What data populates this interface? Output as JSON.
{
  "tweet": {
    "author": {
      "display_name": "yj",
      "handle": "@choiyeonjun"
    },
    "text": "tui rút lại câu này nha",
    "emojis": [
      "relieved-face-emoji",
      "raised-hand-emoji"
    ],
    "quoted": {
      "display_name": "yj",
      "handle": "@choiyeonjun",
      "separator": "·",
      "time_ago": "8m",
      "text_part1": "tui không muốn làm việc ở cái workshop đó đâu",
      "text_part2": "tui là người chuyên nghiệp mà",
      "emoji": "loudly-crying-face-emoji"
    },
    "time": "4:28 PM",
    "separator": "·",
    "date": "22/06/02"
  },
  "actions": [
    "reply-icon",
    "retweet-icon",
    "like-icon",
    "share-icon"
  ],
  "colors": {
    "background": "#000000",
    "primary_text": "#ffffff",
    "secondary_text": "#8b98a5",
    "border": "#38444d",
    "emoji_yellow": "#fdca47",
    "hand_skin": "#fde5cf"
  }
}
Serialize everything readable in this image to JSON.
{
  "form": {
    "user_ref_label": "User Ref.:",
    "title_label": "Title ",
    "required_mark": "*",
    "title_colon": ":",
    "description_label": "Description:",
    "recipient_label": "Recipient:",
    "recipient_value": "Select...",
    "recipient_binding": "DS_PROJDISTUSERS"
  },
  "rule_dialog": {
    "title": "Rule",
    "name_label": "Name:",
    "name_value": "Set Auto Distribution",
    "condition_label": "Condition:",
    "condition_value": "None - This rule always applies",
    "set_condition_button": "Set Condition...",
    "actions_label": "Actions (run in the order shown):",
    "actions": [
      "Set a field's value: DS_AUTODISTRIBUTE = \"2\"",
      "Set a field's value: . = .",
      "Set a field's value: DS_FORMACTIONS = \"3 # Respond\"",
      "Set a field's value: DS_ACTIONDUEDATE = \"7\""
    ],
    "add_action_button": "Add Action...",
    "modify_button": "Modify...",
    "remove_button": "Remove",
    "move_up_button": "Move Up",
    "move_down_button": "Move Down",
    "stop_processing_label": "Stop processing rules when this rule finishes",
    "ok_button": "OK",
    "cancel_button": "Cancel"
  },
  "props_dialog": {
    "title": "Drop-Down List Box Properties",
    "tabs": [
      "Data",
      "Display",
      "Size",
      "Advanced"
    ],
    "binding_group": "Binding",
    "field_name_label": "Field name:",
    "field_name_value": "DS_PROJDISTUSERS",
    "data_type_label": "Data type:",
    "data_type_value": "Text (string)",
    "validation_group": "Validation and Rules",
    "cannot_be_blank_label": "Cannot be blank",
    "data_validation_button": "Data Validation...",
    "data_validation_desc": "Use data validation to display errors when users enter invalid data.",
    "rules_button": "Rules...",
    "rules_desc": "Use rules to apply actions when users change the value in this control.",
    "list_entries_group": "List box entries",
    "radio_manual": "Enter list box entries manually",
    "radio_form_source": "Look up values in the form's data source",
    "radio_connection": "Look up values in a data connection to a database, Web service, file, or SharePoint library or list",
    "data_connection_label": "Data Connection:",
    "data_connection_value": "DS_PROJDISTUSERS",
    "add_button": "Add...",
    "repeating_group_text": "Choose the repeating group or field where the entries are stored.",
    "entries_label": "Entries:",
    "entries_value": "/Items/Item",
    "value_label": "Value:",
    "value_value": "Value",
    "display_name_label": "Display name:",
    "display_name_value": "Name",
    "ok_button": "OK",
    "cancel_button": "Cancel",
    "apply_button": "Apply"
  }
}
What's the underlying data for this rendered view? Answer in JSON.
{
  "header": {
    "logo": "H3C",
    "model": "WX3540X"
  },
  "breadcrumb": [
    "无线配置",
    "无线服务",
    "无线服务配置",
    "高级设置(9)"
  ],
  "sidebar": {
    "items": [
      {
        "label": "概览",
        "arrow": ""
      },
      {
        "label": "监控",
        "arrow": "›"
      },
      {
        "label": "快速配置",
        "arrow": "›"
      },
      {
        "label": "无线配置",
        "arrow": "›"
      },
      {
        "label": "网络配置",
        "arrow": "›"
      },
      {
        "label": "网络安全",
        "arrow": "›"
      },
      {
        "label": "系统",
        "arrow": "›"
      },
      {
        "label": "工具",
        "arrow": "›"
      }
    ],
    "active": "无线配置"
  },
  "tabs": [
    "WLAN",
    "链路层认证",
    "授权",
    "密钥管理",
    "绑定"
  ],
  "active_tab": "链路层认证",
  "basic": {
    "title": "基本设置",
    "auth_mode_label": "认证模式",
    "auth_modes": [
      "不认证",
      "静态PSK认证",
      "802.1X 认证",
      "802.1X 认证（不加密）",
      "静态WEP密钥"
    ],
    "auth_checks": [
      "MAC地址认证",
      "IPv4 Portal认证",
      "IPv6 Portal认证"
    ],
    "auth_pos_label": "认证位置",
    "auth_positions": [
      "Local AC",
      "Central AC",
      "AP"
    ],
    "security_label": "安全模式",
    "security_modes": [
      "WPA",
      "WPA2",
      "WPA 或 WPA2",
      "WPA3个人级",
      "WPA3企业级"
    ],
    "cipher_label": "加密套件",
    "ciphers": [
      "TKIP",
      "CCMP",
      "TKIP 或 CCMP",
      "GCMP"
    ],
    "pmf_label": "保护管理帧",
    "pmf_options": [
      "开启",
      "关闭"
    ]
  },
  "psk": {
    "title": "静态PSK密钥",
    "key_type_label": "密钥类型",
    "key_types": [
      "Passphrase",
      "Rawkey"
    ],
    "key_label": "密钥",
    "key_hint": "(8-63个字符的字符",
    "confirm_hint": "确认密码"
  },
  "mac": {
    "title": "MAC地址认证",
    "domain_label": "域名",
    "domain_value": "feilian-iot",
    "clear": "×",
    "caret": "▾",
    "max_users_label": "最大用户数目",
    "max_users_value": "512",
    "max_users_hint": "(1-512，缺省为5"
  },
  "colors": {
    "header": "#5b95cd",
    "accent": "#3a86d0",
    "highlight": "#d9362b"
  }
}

Given task:
Please quote the records above exactly, without skipping a line.

Response:
What data populates this interface? Output as JSON.
{
  "tweet": {
    "author": {
      "display_name": "yj",
      "handle": "@choiyeonjun"
    },
    "text": "tui rút lại câu này nha",
    "emojis": [
      "relieved-face-emoji",
      "raised-hand-emoji"
    ],
    "quoted": {
      "display_name": "yj",
      "handle": "@choiyeonjun",
      "separator": "·",
      "time_ago": "8m",
      "text_part1": "tui không muốn làm việc ở cái workshop đó đâu",
      "text_part2": "tui là người chuyên nghiệp mà",
      "emoji": "loudly-crying-face-emoji"
    },
    "time": "4:28 PM",
    "separator": "·",
    "date": "22/06/02"
  },
  "actions": [
    "reply-icon",
    "retweet-icon",
    "like-icon",
    "share-icon"
  ],
  "colors": {
    "background": "#000000",
    "primary_text": "#ffffff",
    "secondary_text": "#8b98a5",
    "border": "#38444d",
    "emoji_yellow": "#fdca47",
    "hand_skin": "#fde5cf"
  }
}
Serialize everything readable in this image to JSON.
{
  "form": {
    "user_ref_label": "User Ref.:",
    "title_label": "Title ",
    "required_mark": "*",
    "title_colon": ":",
    "description_label": "Description:",
    "recipient_label": "Recipient:",
    "recipient_value": "Select...",
    "recipient_binding": "DS_PROJDISTUSERS"
  },
  "rule_dialog": {
    "title": "Rule",
    "name_label": "Name:",
    "name_value": "Set Auto Distribution",
    "condition_label": "Condition:",
    "condition_value": "None - This rule always applies",
    "set_condition_button": "Set Condition...",
    "actions_label": "Actions (run in the order shown):",
    "actions": [
      "Set a field's value: DS_AUTODISTRIBUTE = \"2\"",
      "Set a field's value: . = .",
      "Set a field's value: DS_FORMACTIONS = \"3 # Respond\"",
      "Set a field's value: DS_ACTIONDUEDATE = \"7\""
    ],
    "add_action_button": "Add Action...",
    "modify_button": "Modify...",
    "remove_button": "Remove",
    "move_up_button": "Move Up",
    "move_down_button": "Move Down",
    "stop_processing_label": "Stop processing rules when this rule finishes",
    "ok_button": "OK",
    "cancel_button": "Cancel"
  },
  "props_dialog": {
    "title": "Drop-Down List Box Properties",
    "tabs": [
      "Data",
      "Display",
      "Size",
      "Advanced"
    ],
    "binding_group": "Binding",
    "field_name_label": "Field name:",
    "field_name_value": "DS_PROJDISTUSERS",
    "data_type_label": "Data type:",
    "data_type_value": "Text (string)",
    "validation_group": "Validation and Rules",
    "cannot_be_blank_label": "Cannot be blank",
    "data_validation_button": "Data Validation...",
    "data_validation_desc": "Use data validation to display errors when users enter invalid data.",
    "rules_button": "Rules...",
    "rules_desc": "Use rules to apply actions when users change the value in this control.",
    "list_entries_group": "List box entries",
    "radio_manual": "Enter list box entries manually",
    "radio_form_source": "Look up values in the form's data source",
    "radio_connection": "Look up values in a data connection to a database, Web service, file, or SharePoint library or list",
    "data_connection_label": "Data Connection:",
    "data_connection_value": "DS_PROJDISTUSERS",
    "add_button": "Add...",
    "repeating_group_text": "Choose the repeating group or field where the entries are stored.",
    "entries_label": "Entries:",
    "entries_value": "/Items/Item",
    "value_label": "Value:",
    "value_value": "Value",
    "display_name_label": "Display name:",
    "display_name_value": "Name",
    "ok_button": "OK",
    "cancel_button": "Cancel",
    "apply_button": "Apply"
  }
}
What's the underlying data for this rendered view? Answer in JSON.
{
  "header": {
    "logo": "H3C",
    "model": "WX3540X"
  },
  "breadcrumb": [
    "无线配置",
    "无线服务",
    "无线服务配置",
    "高级设置(9)"
  ],
  "sidebar": {
    "items": [
      {
        "label": "概览",
        "arrow": ""
      },
      {
        "label": "监控",
        "arrow": "›"
      },
      {
        "label": "快速配置",
        "arrow": "›"
      },
      {
        "label": "无线配置",
        "arrow": "›"
      },
      {
        "label": "网络配置",
        "arrow": "›"
      },
      {
        "label": "网络安全",
        "arrow": "›"
      },
      {
        "label": "系统",
        "arrow": "›"
      },
      {
        "label": "工具",
        "arrow": "›"
      }
    ],
    "active": "无线配置"
  },
  "tabs": [
    "WLAN",
    "链路层认证",
    "授权",
    "密钥管理",
    "绑定"
  ],
  "active_tab": "链路层认证",
  "basic": {
    "title": "基本设置",
    "auth_mode_label": "认证模式",
    "auth_modes": [
      "不认证",
      "静态PSK认证",
      "802.1X 认证",
      "802.1X 认证（不加密）",
      "静态WEP密钥"
    ],
    "auth_checks": [
      "MAC地址认证",
      "IPv4 Portal认证",
      "IPv6 Portal认证"
    ],
    "auth_pos_label": "认证位置",
    "auth_positions": [
      "Local AC",
      "Central AC",
      "AP"
    ],
    "security_label": "安全模式",
    "security_modes": [
      "WPA",
      "WPA2",
      "WPA 或 WPA2",
      "WPA3个人级",
      "WPA3企业级"
    ],
    "cipher_label": "加密套件",
    "ciphers": [
      "TKIP",
      "CCMP",
      "TKIP 或 CCMP",
      "GCMP"
    ],
    "pmf_label": "保护管理帧",
    "pmf_options": [
      "开启",
      "关闭"
    ]
  },
  "psk": {
    "title": "静态PSK密钥",
    "key_type_label": "密钥类型",
    "key_types": [
      "Passphrase",
      "Rawkey"
    ],
    "key_label": "密钥",
    "key_hint": "(8-63个字符的字符",
    "confirm_hint": "确认密码"
  },
  "mac": {
    "title": "MAC地址认证",
    "domain_label": "域名",
    "domain_value": "feilian-iot",
    "clear": "×",
    "caret": "▾",
    "max_users_label": "最大用户数目",
    "max_users_value": "512",
    "max_users_hint": "(1-512，缺省为5"
  },
  "colors": {
    "header": "#5b95cd",
    "accent": "#3a86d0",
    "highlight": "#d9362b"
  }
}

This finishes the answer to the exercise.